▶ _Records_
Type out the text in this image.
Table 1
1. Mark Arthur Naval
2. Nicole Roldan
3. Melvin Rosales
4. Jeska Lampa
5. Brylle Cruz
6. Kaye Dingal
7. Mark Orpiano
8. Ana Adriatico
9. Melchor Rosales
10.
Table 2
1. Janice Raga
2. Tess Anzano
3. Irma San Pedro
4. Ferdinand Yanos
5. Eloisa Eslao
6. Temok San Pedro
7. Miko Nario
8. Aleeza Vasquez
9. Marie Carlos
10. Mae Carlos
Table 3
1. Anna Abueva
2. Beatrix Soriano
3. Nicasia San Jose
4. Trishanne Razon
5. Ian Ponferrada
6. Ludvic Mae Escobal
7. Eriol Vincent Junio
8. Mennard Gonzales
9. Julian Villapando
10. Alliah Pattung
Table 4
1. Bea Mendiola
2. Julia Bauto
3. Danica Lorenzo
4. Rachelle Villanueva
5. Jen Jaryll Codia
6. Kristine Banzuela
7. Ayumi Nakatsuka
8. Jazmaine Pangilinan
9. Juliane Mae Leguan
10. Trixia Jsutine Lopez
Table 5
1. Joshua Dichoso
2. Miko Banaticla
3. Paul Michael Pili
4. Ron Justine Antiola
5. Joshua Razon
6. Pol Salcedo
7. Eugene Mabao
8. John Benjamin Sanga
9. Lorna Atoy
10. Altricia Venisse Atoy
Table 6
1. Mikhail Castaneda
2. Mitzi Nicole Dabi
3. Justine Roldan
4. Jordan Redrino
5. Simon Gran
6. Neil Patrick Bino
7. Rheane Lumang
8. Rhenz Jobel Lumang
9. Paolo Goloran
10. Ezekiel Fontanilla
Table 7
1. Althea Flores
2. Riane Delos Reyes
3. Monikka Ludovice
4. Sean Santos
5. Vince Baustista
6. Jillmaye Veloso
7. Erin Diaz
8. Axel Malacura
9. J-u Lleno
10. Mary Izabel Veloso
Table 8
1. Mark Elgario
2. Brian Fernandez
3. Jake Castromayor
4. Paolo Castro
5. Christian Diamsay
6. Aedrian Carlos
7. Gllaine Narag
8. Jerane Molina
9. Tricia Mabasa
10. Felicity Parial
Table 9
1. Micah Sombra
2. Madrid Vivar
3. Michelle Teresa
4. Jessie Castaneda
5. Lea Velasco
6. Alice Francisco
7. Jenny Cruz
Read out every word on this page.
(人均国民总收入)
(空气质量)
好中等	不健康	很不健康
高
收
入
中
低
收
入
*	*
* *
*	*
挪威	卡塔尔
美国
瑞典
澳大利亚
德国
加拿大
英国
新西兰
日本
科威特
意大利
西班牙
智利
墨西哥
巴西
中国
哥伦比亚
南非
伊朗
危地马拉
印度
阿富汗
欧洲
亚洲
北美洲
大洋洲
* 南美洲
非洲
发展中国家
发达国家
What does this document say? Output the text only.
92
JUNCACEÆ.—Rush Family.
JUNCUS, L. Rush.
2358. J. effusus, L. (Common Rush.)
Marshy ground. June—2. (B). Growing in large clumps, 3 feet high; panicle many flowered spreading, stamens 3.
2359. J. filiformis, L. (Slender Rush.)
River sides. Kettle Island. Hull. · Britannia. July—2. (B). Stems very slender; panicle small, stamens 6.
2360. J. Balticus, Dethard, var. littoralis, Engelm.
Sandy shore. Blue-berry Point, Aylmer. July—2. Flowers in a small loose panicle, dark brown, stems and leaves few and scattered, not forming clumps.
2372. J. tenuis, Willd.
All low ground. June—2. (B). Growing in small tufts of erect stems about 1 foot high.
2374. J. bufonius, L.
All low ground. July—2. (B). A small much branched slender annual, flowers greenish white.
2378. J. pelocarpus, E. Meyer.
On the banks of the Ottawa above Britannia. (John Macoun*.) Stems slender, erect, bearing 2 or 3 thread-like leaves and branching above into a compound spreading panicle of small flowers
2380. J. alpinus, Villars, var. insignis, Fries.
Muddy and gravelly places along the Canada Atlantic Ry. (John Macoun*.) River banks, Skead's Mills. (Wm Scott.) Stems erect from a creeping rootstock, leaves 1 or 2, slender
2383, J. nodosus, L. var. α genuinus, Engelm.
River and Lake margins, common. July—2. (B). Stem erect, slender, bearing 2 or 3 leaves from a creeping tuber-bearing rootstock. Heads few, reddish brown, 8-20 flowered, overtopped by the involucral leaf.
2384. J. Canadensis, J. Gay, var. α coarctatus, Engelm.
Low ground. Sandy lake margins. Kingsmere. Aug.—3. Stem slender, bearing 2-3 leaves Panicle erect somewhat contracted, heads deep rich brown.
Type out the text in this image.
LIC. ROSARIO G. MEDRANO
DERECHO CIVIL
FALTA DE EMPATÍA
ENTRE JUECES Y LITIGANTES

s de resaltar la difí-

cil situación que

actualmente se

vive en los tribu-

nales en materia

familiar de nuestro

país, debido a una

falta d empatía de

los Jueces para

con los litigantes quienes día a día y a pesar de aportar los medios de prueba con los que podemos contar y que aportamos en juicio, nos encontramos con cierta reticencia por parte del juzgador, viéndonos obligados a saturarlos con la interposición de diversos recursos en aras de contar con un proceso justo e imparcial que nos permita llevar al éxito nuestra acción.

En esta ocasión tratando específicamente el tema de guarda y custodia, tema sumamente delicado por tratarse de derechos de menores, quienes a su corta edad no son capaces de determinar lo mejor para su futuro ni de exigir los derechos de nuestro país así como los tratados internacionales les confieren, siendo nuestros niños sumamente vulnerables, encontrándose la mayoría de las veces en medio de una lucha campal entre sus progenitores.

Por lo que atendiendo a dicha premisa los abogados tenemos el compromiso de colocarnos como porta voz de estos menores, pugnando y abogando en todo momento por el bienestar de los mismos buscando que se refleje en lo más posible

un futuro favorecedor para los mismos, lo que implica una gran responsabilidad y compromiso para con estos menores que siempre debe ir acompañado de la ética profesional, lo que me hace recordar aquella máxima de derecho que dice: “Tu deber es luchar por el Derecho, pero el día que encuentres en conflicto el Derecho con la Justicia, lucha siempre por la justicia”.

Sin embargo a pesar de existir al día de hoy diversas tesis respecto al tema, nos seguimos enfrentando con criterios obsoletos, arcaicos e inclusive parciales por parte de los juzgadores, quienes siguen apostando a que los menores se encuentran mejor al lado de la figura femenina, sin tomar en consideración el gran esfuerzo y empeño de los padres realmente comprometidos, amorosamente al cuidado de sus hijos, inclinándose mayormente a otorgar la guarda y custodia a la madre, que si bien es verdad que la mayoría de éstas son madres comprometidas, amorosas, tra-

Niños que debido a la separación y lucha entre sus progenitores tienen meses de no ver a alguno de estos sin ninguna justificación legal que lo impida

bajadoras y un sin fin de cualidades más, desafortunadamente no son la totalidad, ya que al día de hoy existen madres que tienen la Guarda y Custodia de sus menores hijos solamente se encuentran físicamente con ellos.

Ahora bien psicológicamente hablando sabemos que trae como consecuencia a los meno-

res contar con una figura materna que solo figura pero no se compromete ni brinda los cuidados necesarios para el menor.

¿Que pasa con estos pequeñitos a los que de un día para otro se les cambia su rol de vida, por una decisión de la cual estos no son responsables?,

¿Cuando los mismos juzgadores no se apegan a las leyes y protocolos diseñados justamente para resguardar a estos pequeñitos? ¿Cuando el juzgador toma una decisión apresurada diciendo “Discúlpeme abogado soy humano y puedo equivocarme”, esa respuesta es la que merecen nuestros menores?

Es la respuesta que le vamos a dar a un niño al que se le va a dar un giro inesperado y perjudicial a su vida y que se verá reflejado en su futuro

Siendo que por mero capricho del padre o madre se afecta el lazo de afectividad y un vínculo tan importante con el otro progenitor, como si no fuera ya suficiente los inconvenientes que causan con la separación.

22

▶ _Problem requirements_
Can you reproduce all the material exactly?

▶ _Output below_
Type out the text in this image.
Table 1
1. Mark Arthur Naval
2. Nicole Roldan
3. Melvin Rosales
4. Jeska Lampa
5. Brylle Cruz
6. Kaye Dingal
7. Mark Orpiano
8. Ana Adriatico
9. Melchor Rosales
10.
Table 2
1. Janice Raga
2. Tess Anzano
3. Irma San Pedro
4. Ferdinand Yanos
5. Eloisa Eslao
6. Temok San Pedro
7. Miko Nario
8. Aleeza Vasquez
9. Marie Carlos
10. Mae Carlos
Table 3
1. Anna Abueva
2. Beatrix Soriano
3. Nicasia San Jose
4. Trishanne Razon
5. Ian Ponferrada
6. Ludvic Mae Escobal
7. Eriol Vincent Junio
8. Mennard Gonzales
9. Julian Villapando
10. Alliah Pattung
Table 4
1. Bea Mendiola
2. Julia Bauto
3. Danica Lorenzo
4. Rachelle Villanueva
5. Jen Jaryll Codia
6. Kristine Banzuela
7. Ayumi Nakatsuka
8. Jazmaine Pangilinan
9. Juliane Mae Leguan
10. Trixia Jsutine Lopez
Table 5
1. Joshua Dichoso
2. Miko Banaticla
3. Paul Michael Pili
4. Ron Justine Antiola
5. Joshua Razon
6. Pol Salcedo
7. Eugene Mabao
8. John Benjamin Sanga
9. Lorna Atoy
10. Altricia Venisse Atoy
Table 6
1. Mikhail Castaneda
2. Mitzi Nicole Dabi
3. Justine Roldan
4. Jordan Redrino
5. Simon Gran
6. Neil Patrick Bino
7. Rheane Lumang
8. Rhenz Jobel Lumang
9. Paolo Goloran
10. Ezekiel Fontanilla
Table 7
1. Althea Flores
2. Riane Delos Reyes
3. Monikka Ludovice
4. Sean Santos
5. Vince Baustista
6. Jillmaye Veloso
7. Erin Diaz
8. Axel Malacura
9. J-u Lleno
10. Mary Izabel Veloso
Table 8
1. Mark Elgario
2. Brian Fernandez
3. Jake Castromayor
4. Paolo Castro
5. Christian Diamsay
6. Aedrian Carlos
7. Gllaine Narag
8. Jerane Molina
9. Tricia Mabasa
10. Felicity Parial
Table 9
1. Micah Sombra
2. Madrid Vivar
3. Michelle Teresa
4. Jessie Castaneda
5. Lea Velasco
6. Alice Francisco
7. Jenny Cruz
Read out every word on this page.
(人均国民总收入)
(空气质量)
好中等	不健康	很不健康
高
收
入
中
低
收
入
*	*
* *
*	*
挪威	卡塔尔
美国
瑞典
澳大利亚
德国
加拿大
英国
新西兰
日本
科威特
意大利
西班牙
智利
墨西哥
巴西
中国
哥伦比亚
南非
伊朗
危地马拉
印度
阿富汗
欧洲
亚洲
北美洲
大洋洲
* 南美洲
非洲
发展中国家
发达国家
What does this document say? Output the text only.
92
JUNCACEÆ.—Rush Family.
JUNCUS, L. Rush.
2358. J. effusus, L. (Common Rush.)
Marshy ground. June—2. (B). Growing in large clumps, 3 feet high; panicle many flowered spreading, stamens 3.
2359. J. filiformis, L. (Slender Rush.)
River sides. Kettle Island. Hull. · Britannia. July—2. (B). Stems very slender; panicle small, stamens 6.
2360. J. Balticus, Dethard, var. littoralis, Engelm.
Sandy shore. Blue-berry Point, Aylmer. July—2. Flowers in a small loose panicle, dark brown, stems and leaves few and scattered, not forming clumps.
2372. J. tenuis, Willd.
All low ground. June—2. (B). Growing in small tufts of erect stems about 1 foot high.
2374. J. bufonius, L.
All low ground. July—2. (B). A small much branched slender annual, flowers greenish white.
2378. J. pelocarpus, E. Meyer.
On the banks of the Ottawa above Britannia. (John Macoun*.) Stems slender, erect, bearing 2 or 3 thread-like leaves and branching above into a compound spreading panicle of small flowers
2380. J. alpinus, Villars, var. insignis, Fries.
Muddy and gravelly places along the Canada Atlantic Ry. (John Macoun*.) River banks, Skead's Mills. (Wm Scott.) Stems erect from a creeping rootstock, leaves 1 or 2, slender
2383, J. nodosus, L. var. α genuinus, Engelm.
River and Lake margins, common. July—2. (B). Stem erect, slender, bearing 2 or 3 leaves from a creeping tuber-bearing rootstock. Heads few, reddish brown, 8-20 flowered, overtopped by the involucral leaf.
2384. J. Canadensis, J. Gay, var. α coarctatus, Engelm.
Low ground. Sandy lake margins. Kingsmere. Aug.—3. Stem slender, bearing 2-3 leaves Panicle erect somewhat contracted, heads deep rich brown.
Type out the text in this image.
LIC. ROSARIO G. MEDRANO
DERECHO CIVIL
FALTA DE EMPATÍA
ENTRE JUECES Y LITIGANTES

s de resaltar la difí-

cil situación que

actualmente se

vive en los tribu-

nales en materia

familiar de nuestro

país, debido a una

falta d empatía de

los Jueces para

con los litigantes quienes día a día y a pesar de aportar los medios de prueba con los que podemos contar y que aportamos en juicio, nos encontramos con cierta reticencia por parte del juzgador, viéndonos obligados a saturarlos con la interposición de diversos recursos en aras de contar con un proceso justo e imparcial que nos permita llevar al éxito nuestra acción.

En esta ocasión tratando específicamente el tema de guarda y custodia, tema sumamente delicado por tratarse de derechos de menores, quienes a su corta edad no son capaces de determinar lo mejor para su futuro ni de exigir los derechos de nuestro país así como los tratados internacionales les confieren, siendo nuestros niños sumamente vulnerables, encontrándose la mayoría de las veces en medio de una lucha campal entre sus progenitores.

Por lo que atendiendo a dicha premisa los abogados tenemos el compromiso de colocarnos como porta voz de estos menores, pugnando y abogando en todo momento por el bienestar de los mismos buscando que se refleje en lo más posible

un futuro favorecedor para los mismos, lo que implica una gran responsabilidad y compromiso para con estos menores que siempre debe ir acompañado de la ética profesional, lo que me hace recordar aquella máxima de derecho que dice: “Tu deber es luchar por el Derecho, pero el día que encuentres en conflicto el Derecho con la Justicia, lucha siempre por la justicia”.

Sin embargo a pesar de existir al día de hoy diversas tesis respecto al tema, nos seguimos enfrentando con criterios obsoletos, arcaicos e inclusive parciales por parte de los juzgadores, quienes siguen apostando a que los menores se encuentran mejor al lado de la figura femenina, sin tomar en consideración el gran esfuerzo y empeño de los padres realmente comprometidos, amorosamente al cuidado de sus hijos, inclinándose mayormente a otorgar la guarda y custodia a la madre, que si bien es verdad que la mayoría de éstas son madres comprometidas, amorosas, tra-

Niños que debido a la separación y lucha entre sus progenitores tienen meses de no ver a alguno de estos sin ninguna justificación legal que lo impida

bajadoras y un sin fin de cualidades más, desafortunadamente no son la totalidad, ya que al día de hoy existen madres que tienen la Guarda y Custodia de sus menores hijos solamente se encuentran físicamente con ellos.

Ahora bien psicológicamente hablando sabemos que trae como consecuencia a los meno-

res contar con una figura materna que solo figura pero no se compromete ni brinda los cuidados necesarios para el menor.

¿Que pasa con estos pequeñitos a los que de un día para otro se les cambia su rol de vida, por una decisión de la cual estos no son responsables?,

¿Cuando los mismos juzgadores no se apegan a las leyes y protocolos diseñados justamente para resguardar a estos pequeñitos? ¿Cuando el juzgador toma una decisión apresurada diciendo “Discúlpeme abogado soy humano y puedo equivocarme”, esa respuesta es la que merecen nuestros menores?

Es la respuesta que le vamos a dar a un niño al que se le va a dar un giro inesperado y perjudicial a su vida y que se verá reflejado en su futuro

Siendo que por mero capricho del padre o madre se afecta el lazo de afectividad y un vínculo tan importante con el otro progenitor, como si no fuera ya suficiente los inconvenientes que causan con la separación.

22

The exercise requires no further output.